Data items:
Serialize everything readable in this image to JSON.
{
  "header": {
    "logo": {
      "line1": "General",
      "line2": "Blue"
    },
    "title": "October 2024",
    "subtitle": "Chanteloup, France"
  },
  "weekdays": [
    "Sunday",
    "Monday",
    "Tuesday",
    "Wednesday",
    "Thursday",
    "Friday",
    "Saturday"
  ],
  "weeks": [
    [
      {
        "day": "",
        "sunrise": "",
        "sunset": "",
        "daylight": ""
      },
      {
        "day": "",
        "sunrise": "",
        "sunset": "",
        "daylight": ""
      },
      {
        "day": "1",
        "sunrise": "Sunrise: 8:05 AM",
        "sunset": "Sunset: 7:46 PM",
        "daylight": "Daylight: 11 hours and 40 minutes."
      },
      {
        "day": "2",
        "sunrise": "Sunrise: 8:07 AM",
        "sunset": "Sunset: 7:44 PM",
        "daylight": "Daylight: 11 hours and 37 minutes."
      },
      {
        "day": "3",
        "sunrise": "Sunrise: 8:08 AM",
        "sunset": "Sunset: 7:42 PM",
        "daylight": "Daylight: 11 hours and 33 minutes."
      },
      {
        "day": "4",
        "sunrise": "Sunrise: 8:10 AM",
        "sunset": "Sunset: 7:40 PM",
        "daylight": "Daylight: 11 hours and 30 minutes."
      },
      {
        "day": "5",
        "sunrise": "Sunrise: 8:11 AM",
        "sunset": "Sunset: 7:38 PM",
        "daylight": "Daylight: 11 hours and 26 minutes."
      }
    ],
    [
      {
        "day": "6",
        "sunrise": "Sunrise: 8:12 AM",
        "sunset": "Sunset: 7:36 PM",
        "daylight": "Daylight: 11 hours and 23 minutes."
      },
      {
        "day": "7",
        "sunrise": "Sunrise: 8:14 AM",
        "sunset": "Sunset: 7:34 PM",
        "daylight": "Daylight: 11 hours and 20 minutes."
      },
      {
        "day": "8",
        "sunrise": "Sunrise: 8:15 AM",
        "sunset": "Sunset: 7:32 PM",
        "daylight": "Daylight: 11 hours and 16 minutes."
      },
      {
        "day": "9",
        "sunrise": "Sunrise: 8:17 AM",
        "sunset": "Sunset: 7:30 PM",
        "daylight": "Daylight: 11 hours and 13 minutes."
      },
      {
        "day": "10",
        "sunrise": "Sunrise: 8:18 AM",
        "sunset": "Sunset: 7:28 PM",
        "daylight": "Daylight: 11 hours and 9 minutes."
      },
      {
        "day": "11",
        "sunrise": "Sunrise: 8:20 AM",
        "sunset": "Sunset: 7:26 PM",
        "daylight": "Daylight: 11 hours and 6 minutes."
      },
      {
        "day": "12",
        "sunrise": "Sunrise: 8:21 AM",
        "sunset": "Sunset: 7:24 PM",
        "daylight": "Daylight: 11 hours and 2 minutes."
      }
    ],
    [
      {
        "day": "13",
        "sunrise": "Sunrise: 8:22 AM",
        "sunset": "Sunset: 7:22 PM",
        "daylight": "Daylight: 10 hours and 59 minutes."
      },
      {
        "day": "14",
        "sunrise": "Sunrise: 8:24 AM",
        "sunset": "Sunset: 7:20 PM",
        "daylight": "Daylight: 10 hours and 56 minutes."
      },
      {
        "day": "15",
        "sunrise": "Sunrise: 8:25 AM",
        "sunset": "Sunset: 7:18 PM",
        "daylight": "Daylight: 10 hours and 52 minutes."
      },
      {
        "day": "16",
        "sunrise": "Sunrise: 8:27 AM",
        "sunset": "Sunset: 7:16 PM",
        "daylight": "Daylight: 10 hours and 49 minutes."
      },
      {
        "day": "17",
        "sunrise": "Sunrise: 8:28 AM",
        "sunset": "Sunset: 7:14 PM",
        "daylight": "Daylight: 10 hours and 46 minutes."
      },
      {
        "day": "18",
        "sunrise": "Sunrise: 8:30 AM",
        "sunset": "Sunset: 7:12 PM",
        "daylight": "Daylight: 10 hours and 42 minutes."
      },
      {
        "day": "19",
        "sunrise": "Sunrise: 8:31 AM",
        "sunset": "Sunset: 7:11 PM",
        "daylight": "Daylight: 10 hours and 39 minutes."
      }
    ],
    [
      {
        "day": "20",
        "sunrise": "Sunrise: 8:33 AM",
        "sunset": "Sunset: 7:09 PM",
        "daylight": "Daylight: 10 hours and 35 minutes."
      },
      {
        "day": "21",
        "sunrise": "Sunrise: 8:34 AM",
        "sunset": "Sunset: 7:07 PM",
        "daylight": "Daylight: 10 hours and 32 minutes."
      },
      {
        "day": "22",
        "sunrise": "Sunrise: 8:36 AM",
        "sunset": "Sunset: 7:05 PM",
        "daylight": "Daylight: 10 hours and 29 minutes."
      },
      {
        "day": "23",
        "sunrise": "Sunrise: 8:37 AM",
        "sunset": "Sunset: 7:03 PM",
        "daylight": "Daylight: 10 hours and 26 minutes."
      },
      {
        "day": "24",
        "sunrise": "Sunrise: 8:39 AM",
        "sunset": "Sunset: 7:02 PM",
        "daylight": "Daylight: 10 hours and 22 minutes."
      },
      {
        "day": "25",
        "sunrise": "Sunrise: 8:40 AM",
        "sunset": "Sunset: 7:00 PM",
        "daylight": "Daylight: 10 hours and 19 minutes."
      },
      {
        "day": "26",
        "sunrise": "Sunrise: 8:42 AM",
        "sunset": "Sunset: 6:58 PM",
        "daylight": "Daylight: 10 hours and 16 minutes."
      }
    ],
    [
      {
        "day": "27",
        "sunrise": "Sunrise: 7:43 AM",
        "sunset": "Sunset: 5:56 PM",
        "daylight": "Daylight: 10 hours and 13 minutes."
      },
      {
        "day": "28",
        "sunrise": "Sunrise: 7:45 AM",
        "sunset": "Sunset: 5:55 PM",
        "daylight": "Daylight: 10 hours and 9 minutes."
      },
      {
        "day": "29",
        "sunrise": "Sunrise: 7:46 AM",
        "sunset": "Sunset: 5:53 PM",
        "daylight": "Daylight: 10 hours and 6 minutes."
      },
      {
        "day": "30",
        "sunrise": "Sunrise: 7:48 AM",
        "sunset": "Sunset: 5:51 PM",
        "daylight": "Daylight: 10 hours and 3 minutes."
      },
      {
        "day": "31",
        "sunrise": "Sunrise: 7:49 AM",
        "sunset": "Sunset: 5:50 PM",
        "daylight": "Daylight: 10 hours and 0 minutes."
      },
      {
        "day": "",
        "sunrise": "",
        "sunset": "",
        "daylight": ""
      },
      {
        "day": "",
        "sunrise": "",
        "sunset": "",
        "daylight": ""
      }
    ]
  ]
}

§ Directions for this task: Each record must be returned exactly as it is written.

§ Solution below:
Serialize everything readable in this image to JSON.
{
  "header": {
    "logo": {
      "line1": "General",
      "line2": "Blue"
    },
    "title": "October 2024",
    "subtitle": "Chanteloup, France"
  },
  "weekdays": [
    "Sunday",
    "Monday",
    "Tuesday",
    "Wednesday",
    "Thursday",
    "Friday",
    "Saturday"
  ],
  "weeks": [
    [
      {
        "day": "",
        "sunrise": "",
        "sunset": "",
        "daylight": ""
      },
      {
        "day": "",
        "sunrise": "",
        "sunset": "",
        "daylight": ""
      },
      {
        "day": "1",
        "sunrise": "Sunrise: 8:05 AM",
        "sunset": "Sunset: 7:46 PM",
        "daylight": "Daylight: 11 hours and 40 minutes."
      },
      {
        "day": "2",
        "sunrise": "Sunrise: 8:07 AM",
        "sunset": "Sunset: 7:44 PM",
        "daylight": "Daylight: 11 hours and 37 minutes."
      },
      {
        "day": "3",
        "sunrise": "Sunrise: 8:08 AM",
        "sunset": "Sunset: 7:42 PM",
        "daylight": "Daylight: 11 hours and 33 minutes."
      },
      {
        "day": "4",
        "sunrise": "Sunrise: 8:10 AM",
        "sunset": "Sunset: 7:40 PM",
        "daylight": "Daylight: 11 hours and 30 minutes."
      },
      {
        "day": "5",
        "sunrise": "Sunrise: 8:11 AM",
        "sunset": "Sunset: 7:38 PM",
        "daylight": "Daylight: 11 hours and 26 minutes."
      }
    ],
    [
      {
        "day": "6",
        "sunrise": "Sunrise: 8:12 AM",
        "sunset": "Sunset: 7:36 PM",
        "daylight": "Daylight: 11 hours and 23 minutes."
      },
      {
        "day": "7",
        "sunrise": "Sunrise: 8:14 AM",
        "sunset": "Sunset: 7:34 PM",
        "daylight": "Daylight: 11 hours and 20 minutes."
      },
      {
        "day": "8",
        "sunrise": "Sunrise: 8:15 AM",
        "sunset": "Sunset: 7:32 PM",
        "daylight": "Daylight: 11 hours and 16 minutes."
      },
      {
        "day": "9",
        "sunrise": "Sunrise: 8:17 AM",
        "sunset": "Sunset: 7:30 PM",
        "daylight": "Daylight: 11 hours and 13 minutes."
      },
      {
        "day": "10",
        "sunrise": "Sunrise: 8:18 AM",
        "sunset": "Sunset: 7:28 PM",
        "daylight": "Daylight: 11 hours and 9 minutes."
      },
      {
        "day": "11",
        "sunrise": "Sunrise: 8:20 AM",
        "sunset": "Sunset: 7:26 PM",
        "daylight": "Daylight: 11 hours and 6 minutes."
      },
      {
        "day": "12",
        "sunrise": "Sunrise: 8:21 AM",
        "sunset": "Sunset: 7:24 PM",
        "daylight": "Daylight: 11 hours and 2 minutes."
      }
    ],
    [
      {
        "day": "13",
        "sunrise": "Sunrise: 8:22 AM",
        "sunset": "Sunset: 7:22 PM",
        "daylight": "Daylight: 10 hours and 59 minutes."
      },
      {
        "day": "14",
        "sunrise": "Sunrise: 8:24 AM",
        "sunset": "Sunset: 7:20 PM",
        "daylight": "Daylight: 10 hours and 56 minutes."
      },
      {
        "day": "15",
        "sunrise": "Sunrise: 8:25 AM",
        "sunset": "Sunset: 7:18 PM",
        "daylight": "Daylight: 10 hours and 52 minutes."
      },
      {
        "day": "16",
        "sunrise": "Sunrise: 8:27 AM",
        "sunset": "Sunset: 7:16 PM",
        "daylight": "Daylight: 10 hours and 49 minutes."
      },
      {
        "day": "17",
        "sunrise": "Sunrise: 8:28 AM",
        "sunset": "Sunset: 7:14 PM",
        "daylight": "Daylight: 10 hours and 46 minutes."
      },
      {
        "day": "18",
        "sunrise": "Sunrise: 8:30 AM",
        "sunset": "Sunset: 7:12 PM",
        "daylight": "Daylight: 10 hours and 42 minutes."
      },
      {
        "day": "19",
        "sunrise": "Sunrise: 8:31 AM",
        "sunset": "Sunset: 7:11 PM",
        "daylight": "Daylight: 10 hours and 39 minutes."
      }
    ],
    [
      {
        "day": "20",
        "sunrise": "Sunrise: 8:33 AM",
        "sunset": "Sunset: 7:09 PM",
        "daylight": "Daylight: 10 hours and 35 minutes."
      },
      {
        "day": "21",
        "sunrise": "Sunrise: 8:34 AM",
        "sunset": "Sunset: 7:07 PM",
        "daylight": "Daylight: 10 hours and 32 minutes."
      },
      {
        "day": "22",
        "sunrise": "Sunrise: 8:36 AM",
        "sunset": "Sunset: 7:05 PM",
        "daylight": "Daylight: 10 hours and 29 minutes."
      },
      {
        "day": "23",
        "sunrise": "Sunrise: 8:37 AM",
        "sunset": "Sunset: 7:03 PM",
        "daylight": "Daylight: 10 hours and 26 minutes."
      },
      {
        "day": "24",
        "sunrise": "Sunrise: 8:39 AM",
        "sunset": "Sunset: 7:02 PM",
        "daylight": "Daylight: 10 hours and 22 minutes."
      },
      {
        "day": "25",
        "sunrise": "Sunrise: 8:40 AM",
        "sunset": "Sunset: 7:00 PM",
        "daylight": "Daylight: 10 hours and 19 minutes."
      },
      {
        "day": "26",
        "sunrise": "Sunrise: 8:42 AM",
        "sunset": "Sunset: 6:58 PM",
        "daylight": "Daylight: 10 hours and 16 minutes."
      }
    ],
    [
      {
        "day": "27",
        "sunrise": "Sunrise: 7:43 AM",
        "sunset": "Sunset: 5:56 PM",
        "daylight": "Daylight: 10 hours and 13 minutes."
      },
      {
        "day": "28",
        "sunrise": "Sunrise: 7:45 AM",
        "sunset": "Sunset: 5:55 PM",
        "daylight": "Daylight: 10 hours and 9 minutes."
      },
      {
        "day": "29",
        "sunrise": "Sunrise: 7:46 AM",
        "sunset": "Sunset: 5:53 PM",
        "daylight": "Daylight: 10 hours and 6 minutes."
      },
      {
        "day": "30",
        "sunrise": "Sunrise: 7:48 AM",
        "sunset": "Sunset: 5:51 PM",
        "daylight": "Daylight: 10 hours and 3 minutes."
      },
      {
        "day": "31",
        "sunrise": "Sunrise: 7:49 AM",
        "sunset": "Sunset: 5:50 PM",
        "daylight": "Daylight: 10 hours and 0 minutes."
      },
      {
        "day": "",
        "sunrise": "",
        "sunset": "",
        "daylight": ""
      },
      {
        "day": "",
        "sunrise": "",
        "sunset": "",
        "daylight": ""
      }
    ]
  ]
}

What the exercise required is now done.